==== Records ====

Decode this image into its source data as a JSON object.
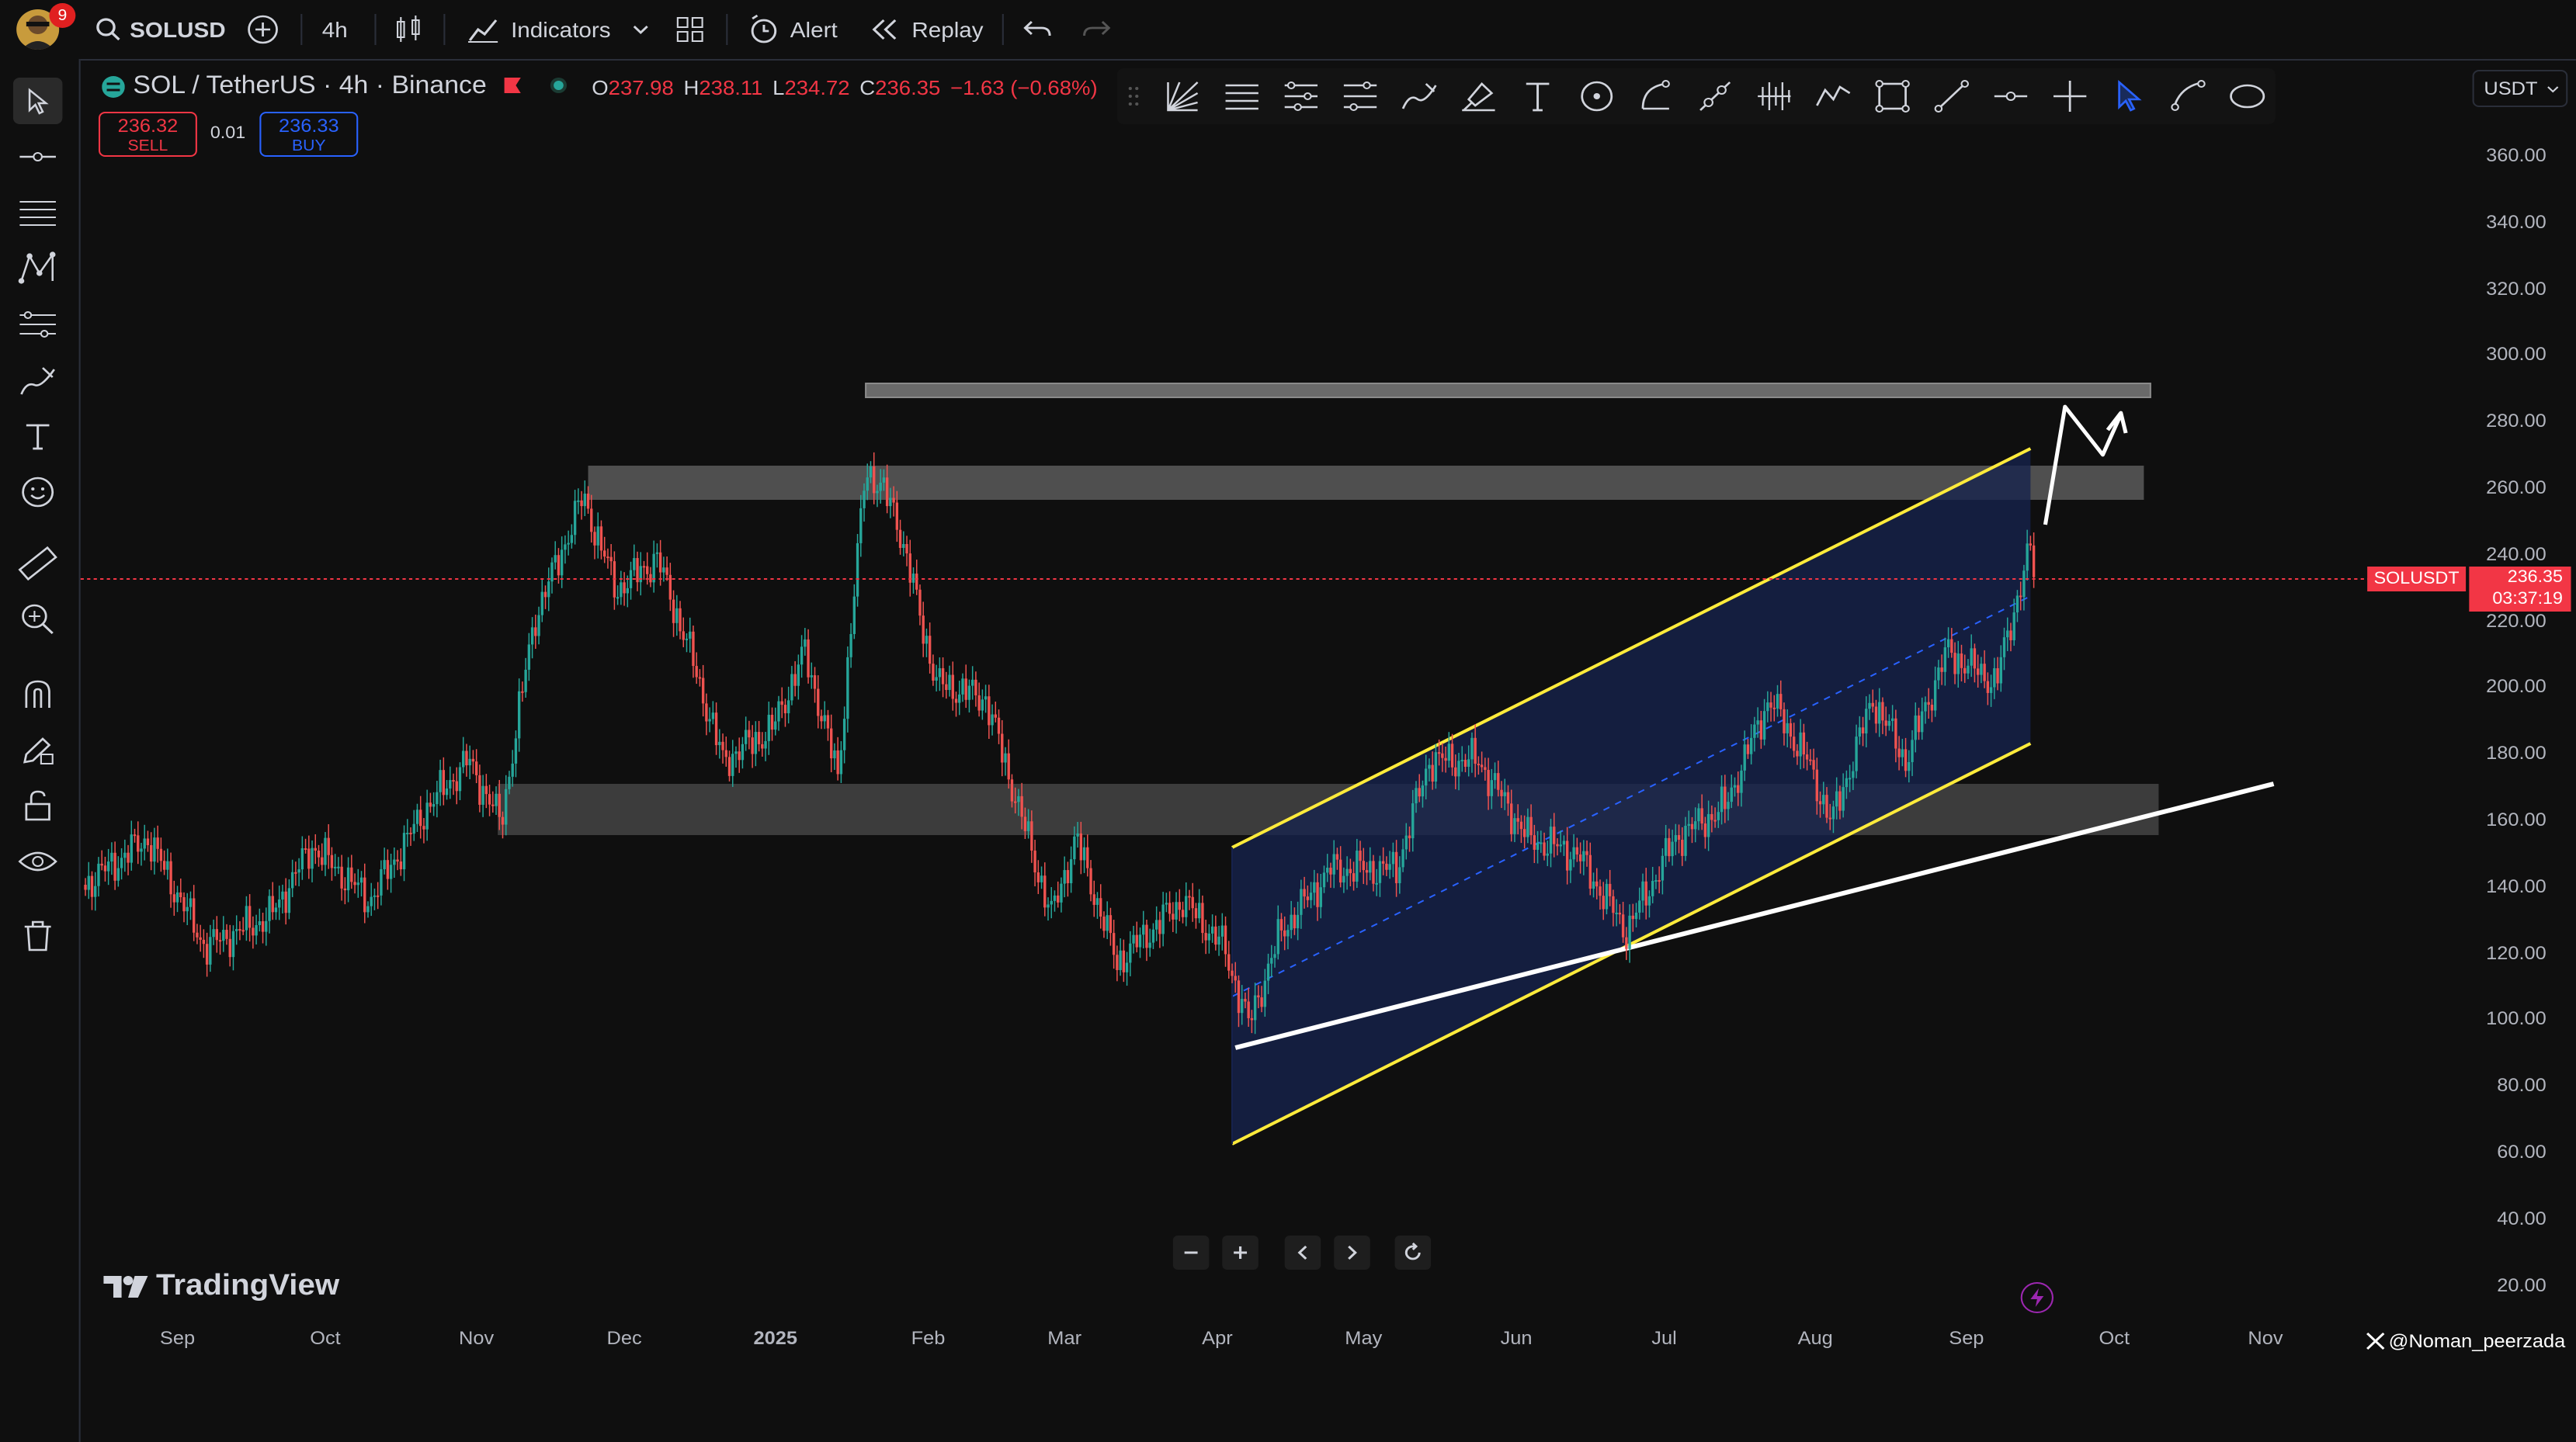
{
  "topbar": {
    "notification_count": "9",
    "symbol": "SOLUSD",
    "interval": "4h",
    "indicators_label": "Indicators",
    "alert_label": "Alert",
    "replay_label": "Replay"
  },
  "legend": {
    "title": "SOL / TetherUS · 4h · Binance",
    "open_label": "O",
    "open": "237.98",
    "high_label": "H",
    "high": "238.11",
    "low_label": "L",
    "low": "234.72",
    "close_label": "C",
    "close": "236.35",
    "change": "−1.63 (−0.68%)",
    "sell_price": "236.32",
    "sell_label": "SELL",
    "spread": "0.01",
    "buy_price": "236.33",
    "buy_label": "BUY"
  },
  "currency_select": "USDT",
  "price_axis": [
    "360.00",
    "340.00",
    "320.00",
    "300.00",
    "280.00",
    "260.00",
    "240.00",
    "220.00",
    "200.00",
    "180.00",
    "160.00",
    "140.00",
    "120.00",
    "100.00",
    "80.00",
    "60.00",
    "40.00",
    "20.00"
  ],
  "time_axis": [
    "Sep",
    "Oct",
    "Nov",
    "Dec",
    "2025",
    "Feb",
    "Mar",
    "Apr",
    "May",
    "Jun",
    "Jul",
    "Aug",
    "Sep",
    "Oct",
    "Nov"
  ],
  "symbol_tag": "SOLUSDT",
  "last_price": "236.35",
  "countdown": "03:37:19",
  "branding": "TradingView",
  "watermark": "@Noman_peerzada",
  "colors": {
    "up": "#26a69a",
    "down": "#ef5350",
    "channel": "#ffeb3b",
    "accent": "#2962ff",
    "tag": "#f23645"
  }
}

====

■ **Your task**:
Return each line of the data, keeping its wording exact and omitting pictures.

■ **Completed task**:
Decode this image into its source data as a JSON object.
{
  "topbar": {
    "notification_count": "9",
    "symbol": "SOLUSD",
    "interval": "4h",
    "indicators_label": "Indicators",
    "alert_label": "Alert",
    "replay_label": "Replay"
  },
  "legend": {
    "title": "SOL / TetherUS · 4h · Binance",
    "open_label": "O",
    "open": "237.98",
    "high_label": "H",
    "high": "238.11",
    "low_label": "L",
    "low": "234.72",
    "close_label": "C",
    "close": "236.35",
    "change": "−1.63 (−0.68%)",
    "sell_price": "236.32",
    "sell_label": "SELL",
    "spread": "0.01",
    "buy_price": "236.33",
    "buy_label": "BUY"
  },
  "currency_select": "USDT",
  "price_axis": [
    "360.00",
    "340.00",
    "320.00",
    "300.00",
    "280.00",
    "260.00",
    "240.00",
    "220.00",
    "200.00",
    "180.00",
    "160.00",
    "140.00",
    "120.00",
    "100.00",
    "80.00",
    "60.00",
    "40.00",
    "20.00"
  ],
  "time_axis": [
    "Sep",
    "Oct",
    "Nov",
    "Dec",
    "2025",
    "Feb",
    "Mar",
    "Apr",
    "May",
    "Jun",
    "Jul",
    "Aug",
    "Sep",
    "Oct",
    "Nov"
  ],
  "symbol_tag": "SOLUSDT",
  "last_price": "236.35",
  "countdown": "03:37:19",
  "branding": "TradingView",
  "watermark": "@Noman_peerzada",
  "colors": {
    "up": "#26a69a",
    "down": "#ef5350",
    "channel": "#ffeb3b",
    "accent": "#2962ff",
    "tag": "#f23645"
  }
}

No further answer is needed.